GOAL:
Leave out the pictures and transcribe everything else exactly.

Entries from a visual dataset:
= = = = = = =

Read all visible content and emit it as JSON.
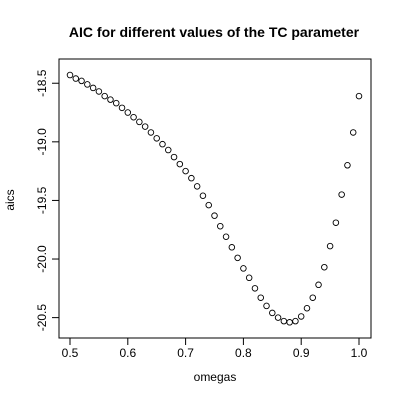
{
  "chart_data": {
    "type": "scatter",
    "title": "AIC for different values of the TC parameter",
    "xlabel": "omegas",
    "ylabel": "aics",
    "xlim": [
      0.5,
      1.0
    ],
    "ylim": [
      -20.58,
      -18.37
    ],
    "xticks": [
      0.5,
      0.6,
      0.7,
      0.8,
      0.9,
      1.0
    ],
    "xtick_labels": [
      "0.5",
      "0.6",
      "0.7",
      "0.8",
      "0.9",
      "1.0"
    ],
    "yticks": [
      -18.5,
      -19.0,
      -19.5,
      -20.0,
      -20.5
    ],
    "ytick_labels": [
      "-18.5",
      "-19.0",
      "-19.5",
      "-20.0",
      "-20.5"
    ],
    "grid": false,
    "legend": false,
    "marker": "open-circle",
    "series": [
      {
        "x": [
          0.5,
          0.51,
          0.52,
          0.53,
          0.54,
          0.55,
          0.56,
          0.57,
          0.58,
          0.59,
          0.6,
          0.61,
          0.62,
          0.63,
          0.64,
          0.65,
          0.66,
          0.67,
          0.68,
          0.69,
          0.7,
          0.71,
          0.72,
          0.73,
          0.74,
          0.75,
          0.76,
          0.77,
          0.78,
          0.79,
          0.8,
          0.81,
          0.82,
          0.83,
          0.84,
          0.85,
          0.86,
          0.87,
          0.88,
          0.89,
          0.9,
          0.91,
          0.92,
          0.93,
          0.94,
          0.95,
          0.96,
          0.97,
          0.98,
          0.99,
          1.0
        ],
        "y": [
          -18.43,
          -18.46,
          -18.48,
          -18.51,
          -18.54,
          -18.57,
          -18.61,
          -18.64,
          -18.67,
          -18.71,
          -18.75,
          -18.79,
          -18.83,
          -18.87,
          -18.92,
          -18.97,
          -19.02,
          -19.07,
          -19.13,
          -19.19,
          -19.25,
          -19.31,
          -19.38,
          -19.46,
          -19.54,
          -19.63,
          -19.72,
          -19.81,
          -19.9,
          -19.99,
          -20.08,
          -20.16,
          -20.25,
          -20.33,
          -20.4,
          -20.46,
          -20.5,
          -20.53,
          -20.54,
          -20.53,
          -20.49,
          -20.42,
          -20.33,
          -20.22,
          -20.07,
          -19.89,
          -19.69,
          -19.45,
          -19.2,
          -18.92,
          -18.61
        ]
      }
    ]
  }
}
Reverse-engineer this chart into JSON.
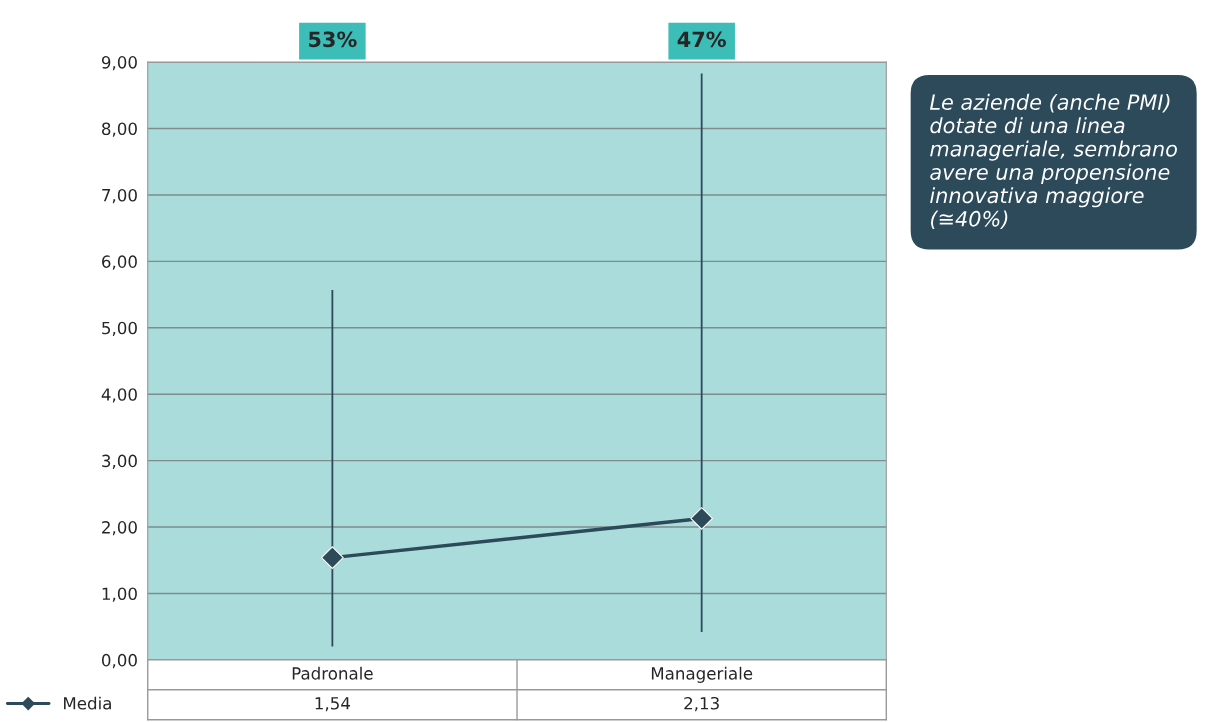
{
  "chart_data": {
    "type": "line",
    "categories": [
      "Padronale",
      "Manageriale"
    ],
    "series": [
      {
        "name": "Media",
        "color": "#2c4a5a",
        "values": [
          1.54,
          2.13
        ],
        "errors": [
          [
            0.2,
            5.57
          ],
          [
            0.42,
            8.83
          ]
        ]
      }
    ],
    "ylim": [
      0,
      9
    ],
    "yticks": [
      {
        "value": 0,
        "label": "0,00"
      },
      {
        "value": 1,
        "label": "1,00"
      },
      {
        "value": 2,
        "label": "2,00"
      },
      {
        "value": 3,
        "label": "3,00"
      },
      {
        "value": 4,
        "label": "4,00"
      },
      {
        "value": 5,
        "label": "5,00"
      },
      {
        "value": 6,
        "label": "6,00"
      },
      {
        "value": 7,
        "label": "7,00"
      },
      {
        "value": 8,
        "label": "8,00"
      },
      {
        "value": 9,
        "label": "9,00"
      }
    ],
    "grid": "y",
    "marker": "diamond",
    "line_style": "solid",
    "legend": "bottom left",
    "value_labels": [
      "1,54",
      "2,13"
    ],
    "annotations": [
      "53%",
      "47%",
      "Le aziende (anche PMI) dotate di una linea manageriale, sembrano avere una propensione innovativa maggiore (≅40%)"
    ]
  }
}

= = = = = = =

EXERCISE OUTPUT:
Read all visible content and emit it as JSON.
{
  "chart_data": {
    "type": "scatter",
    "title": "AIC for different values of the TC parameter",
    "xlabel": "omegas",
    "ylabel": "aics",
    "xlim": [
      0.5,
      1.0
    ],
    "ylim": [
      -20.58,
      -18.37
    ],
    "xticks": [
      0.5,
      0.6,
      0.7,
      0.8,
      0.9,
      1.0
    ],
    "xtick_labels": [
      "0.5",
      "0.6",
      "0.7",
      "0.8",
      "0.9",
      "1.0"
    ],
    "yticks": [
      -18.5,
      -19.0,
      -19.5,
      -20.0,
      -20.5
    ],
    "ytick_labels": [
      "-18.5",
      "-19.0",
      "-19.5",
      "-20.0",
      "-20.5"
    ],
    "grid": false,
    "legend": false,
    "marker": "open-circle",
    "series": [
      {
        "x": [
          0.5,
          0.51,
          0.52,
          0.53,
          0.54,
          0.55,
          0.56,
          0.57,
          0.58,
          0.59,
          0.6,
          0.61,
          0.62,
          0.63,
          0.64,
          0.65,
          0.66,
          0.67,
          0.68,
          0.69,
          0.7,
          0.71,
          0.72,
          0.73,
          0.74,
          0.75,
          0.76,
          0.77,
          0.78,
          0.79,
          0.8,
          0.81,
          0.82,
          0.83,
          0.84,
          0.85,
          0.86,
          0.87,
          0.88,
          0.89,
          0.9,
          0.91,
          0.92,
          0.93,
          0.94,
          0.95,
          0.96,
          0.97,
          0.98,
          0.99,
          1.0
        ],
        "y": [
          -18.43,
          -18.46,
          -18.48,
          -18.51,
          -18.54,
          -18.57,
          -18.61,
          -18.64,
          -18.67,
          -18.71,
          -18.75,
          -18.79,
          -18.83,
          -18.87,
          -18.92,
          -18.97,
          -19.02,
          -19.07,
          -19.13,
          -19.19,
          -19.25,
          -19.31,
          -19.38,
          -19.46,
          -19.54,
          -19.63,
          -19.72,
          -19.81,
          -19.9,
          -19.99,
          -20.08,
          -20.16,
          -20.25,
          -20.33,
          -20.4,
          -20.46,
          -20.5,
          -20.53,
          -20.54,
          -20.53,
          -20.49,
          -20.42,
          -20.33,
          -20.22,
          -20.07,
          -19.89,
          -19.69,
          -19.45,
          -19.2,
          -18.92,
          -18.61
        ]
      }
    ]
  }
}
Reverse-engineer this chart into JSON.
{
  "chart_data": {
    "type": "line",
    "categories": [
      "Padronale",
      "Manageriale"
    ],
    "series": [
      {
        "name": "Media",
        "color": "#2c4a5a",
        "values": [
          1.54,
          2.13
        ],
        "errors": [
          [
            0.2,
            5.57
          ],
          [
            0.42,
            8.83
          ]
        ]
      }
    ],
    "ylim": [
      0,
      9
    ],
    "yticks": [
      {
        "value": 0,
        "label": "0,00"
      },
      {
        "value": 1,
        "label": "1,00"
      },
      {
        "value": 2,
        "label": "2,00"
      },
      {
        "value": 3,
        "label": "3,00"
      },
      {
        "value": 4,
        "label": "4,00"
      },
      {
        "value": 5,
        "label": "5,00"
      },
      {
        "value": 6,
        "label": "6,00"
      },
      {
        "value": 7,
        "label": "7,00"
      },
      {
        "value": 8,
        "label": "8,00"
      },
      {
        "value": 9,
        "label": "9,00"
      }
    ],
    "grid": "y",
    "marker": "diamond",
    "line_style": "solid",
    "legend": "bottom left",
    "value_labels": [
      "1,54",
      "2,13"
    ],
    "annotations": [
      "53%",
      "47%",
      "Le aziende (anche PMI) dotate di una linea manageriale, sembrano avere una propensione innovativa maggiore (≅40%)"
    ]
  }
}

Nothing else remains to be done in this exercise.